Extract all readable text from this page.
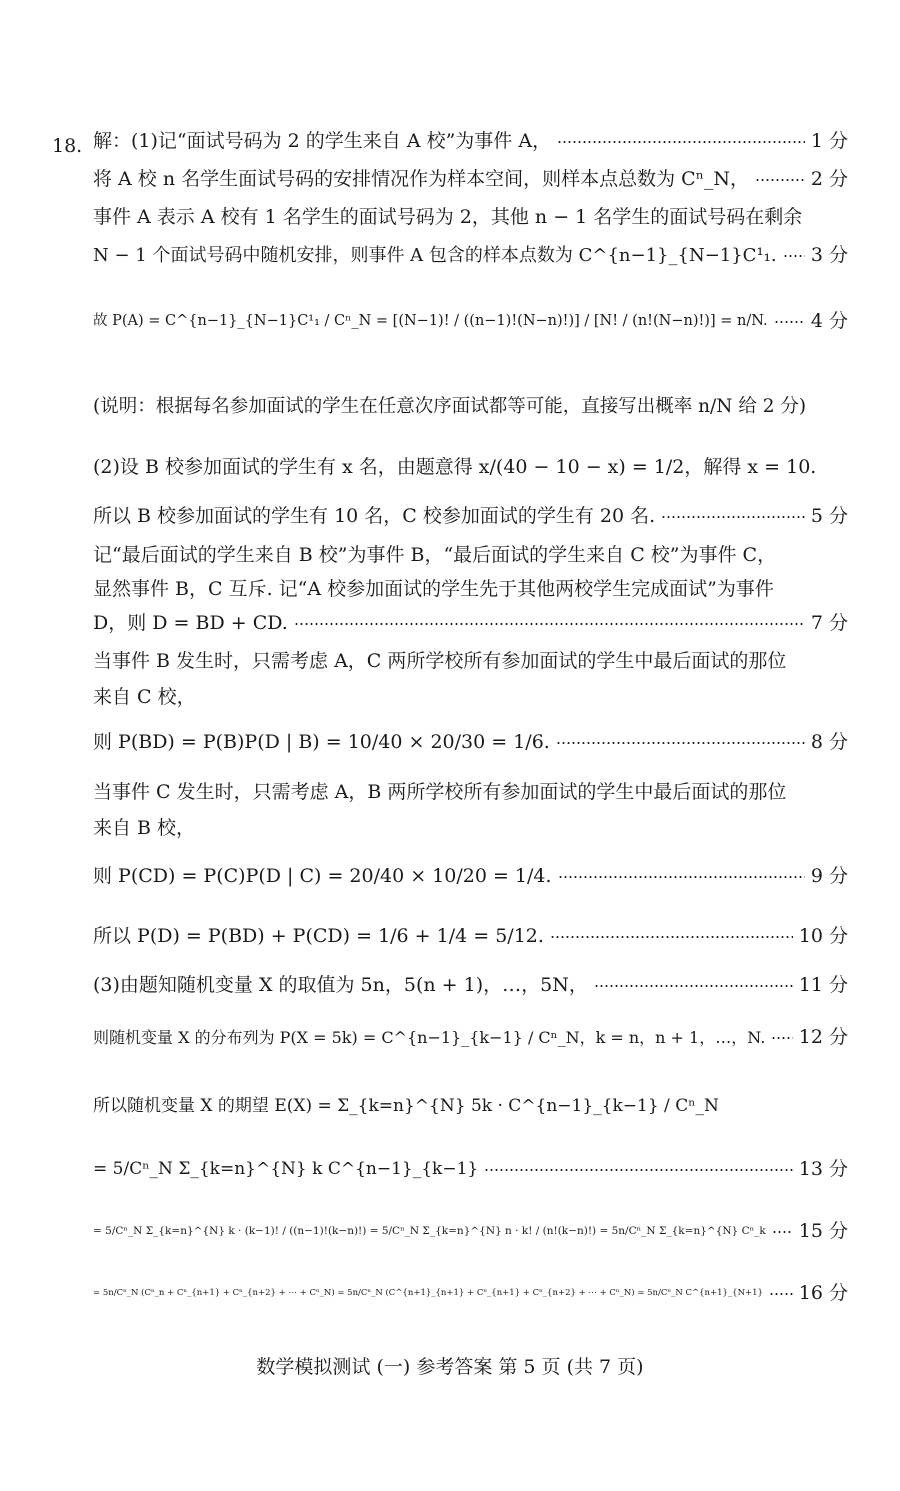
18. 解：(1)记“面试号码为 2 的学生来自 A 校”为事件 A，	1 分
将 A 校 n 名学生面试号码的安排情况作为样本空间，则样本点总数为 Cⁿ_N，	2 分
事件 A 表示 A 校有 1 名学生的面试号码为 2，其他 n − 1 名学生的面试号码在剩余
N − 1 个面试号码中随机安排，则事件 A 包含的样本点数为 C^{n−1}_{N−1}C¹₁. 3 分
故 P(A) = C^{n−1}_{N−1}C¹₁ / Cⁿ_N = [(N−1)! / ((n−1)!(N−n)!)] / [N! / (n!(N−n)!)] = n/N. 4 分
(说明：根据每名参加面试的学生在任意次序面试都等可能，直接写出概率 n/N 给 2 分)
(2)设 B 校参加面试的学生有 x 名，由题意得 x/(40 − 10 − x) = 1/2，解得 x = 10.
所以 B 校参加面试的学生有 10 名，C 校参加面试的学生有 20 名.	5 分
记“最后面试的学生来自 B 校”为事件 B，“最后面试的学生来自 C 校”为事件 C，
显然事件 B，C 互斥. 记“A 校参加面试的学生先于其他两校学生完成面试”为事件
D，则 D = BD + CD.	7 分
当事件 B 发生时，只需考虑 A，C 两所学校所有参加面试的学生中最后面试的那位
来自 C 校，
则 P(BD) = P(B)P(D | B) = 10/40 × 20/30 = 1/6.	8 分
当事件 C 发生时，只需考虑 A，B 两所学校所有参加面试的学生中最后面试的那位
来自 B 校，
则 P(CD) = P(C)P(D | C) = 20/40 × 10/20 = 1/4.	9 分
所以 P(D) = P(BD) + P(CD) = 1/6 + 1/4 = 5/12.	10 分
(3)由题知随机变量 X 的取值为 5n，5(n + 1)，…，5N，	11 分
则随机变量 X 的分布列为 P(X = 5k) = C^{n−1}_{k−1} / Cⁿ_N，k = n，n + 1，…，N. 12 分
所以随机变量 X 的期望 E(X) = Σ_{k=n}^{N} 5k · C^{n−1}_{k−1} / Cⁿ_N
= 5/Cⁿ_N Σ_{k=n}^{N} k C^{n−1}_{k−1}	13 分
= 5/Cⁿ_N Σ_{k=n}^{N} k · (k−1)! / ((n−1)!(k−n)!) = 5/Cⁿ_N Σ_{k=n}^{N} n · k! / (n!(k−n)!) = 5n/Cⁿ_N Σ_{k=n}^{N} Cⁿ_k 15 分
= 5n/Cⁿ_N (Cⁿ_n + Cⁿ_{n+1} + Cⁿ_{n+2} + ⋯ + Cⁿ_N) = 5n/Cⁿ_N (C^{n+1}_{n+1} + Cⁿ_{n+1} + Cⁿ_{n+2} + ⋯ + Cⁿ_N) = 5n/Cⁿ_N C^{n+1}_{N+1} 16 分
数学模拟测试 (一) 参考答案 第 5 页 (共 7 页)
◇ ◇ ◇ ◇
Transcribe all of the entries word for word, but skip any pictures they contain.

◆ Written solution ◆
Extract all readable text from this page.
18. 解：(1)记“面试号码为 2 的学生来自 A 校”为事件 A，	1 分
将 A 校 n 名学生面试号码的安排情况作为样本空间，则样本点总数为 Cⁿ_N，	2 分
事件 A 表示 A 校有 1 名学生的面试号码为 2，其他 n − 1 名学生的面试号码在剩余
N − 1 个面试号码中随机安排，则事件 A 包含的样本点数为 C^{n−1}_{N−1}C¹₁. 3 分
故 P(A) = C^{n−1}_{N−1}C¹₁ / Cⁿ_N = [(N−1)! / ((n−1)!(N−n)!)] / [N! / (n!(N−n)!)] = n/N. 4 分
(说明：根据每名参加面试的学生在任意次序面试都等可能，直接写出概率 n/N 给 2 分)
(2)设 B 校参加面试的学生有 x 名，由题意得 x/(40 − 10 − x) = 1/2，解得 x = 10.
所以 B 校参加面试的学生有 10 名，C 校参加面试的学生有 20 名.	5 分
记“最后面试的学生来自 B 校”为事件 B，“最后面试的学生来自 C 校”为事件 C，
显然事件 B，C 互斥. 记“A 校参加面试的学生先于其他两校学生完成面试”为事件
D，则 D = BD + CD.	7 分
当事件 B 发生时，只需考虑 A，C 两所学校所有参加面试的学生中最后面试的那位
来自 C 校，
则 P(BD) = P(B)P(D | B) = 10/40 × 20/30 = 1/6.	8 分
当事件 C 发生时，只需考虑 A，B 两所学校所有参加面试的学生中最后面试的那位
来自 B 校，
则 P(CD) = P(C)P(D | C) = 20/40 × 10/20 = 1/4.	9 分
所以 P(D) = P(BD) + P(CD) = 1/6 + 1/4 = 5/12.	10 分
(3)由题知随机变量 X 的取值为 5n，5(n + 1)，…，5N，	11 分
则随机变量 X 的分布列为 P(X = 5k) = C^{n−1}_{k−1} / Cⁿ_N，k = n，n + 1，…，N. 12 分
所以随机变量 X 的期望 E(X) = Σ_{k=n}^{N} 5k · C^{n−1}_{k−1} / Cⁿ_N
= 5/Cⁿ_N Σ_{k=n}^{N} k C^{n−1}_{k−1}	13 分
= 5/Cⁿ_N Σ_{k=n}^{N} k · (k−1)! / ((n−1)!(k−n)!) = 5/Cⁿ_N Σ_{k=n}^{N} n · k! / (n!(k−n)!) = 5n/Cⁿ_N Σ_{k=n}^{N} Cⁿ_k 15 分
= 5n/Cⁿ_N (Cⁿ_n + Cⁿ_{n+1} + Cⁿ_{n+2} + ⋯ + Cⁿ_N) = 5n/Cⁿ_N (C^{n+1}_{n+1} + Cⁿ_{n+1} + Cⁿ_{n+2} + ⋯ + Cⁿ_N) = 5n/Cⁿ_N C^{n+1}_{N+1} 16 分
数学模拟测试 (一) 参考答案 第 5 页 (共 7 页)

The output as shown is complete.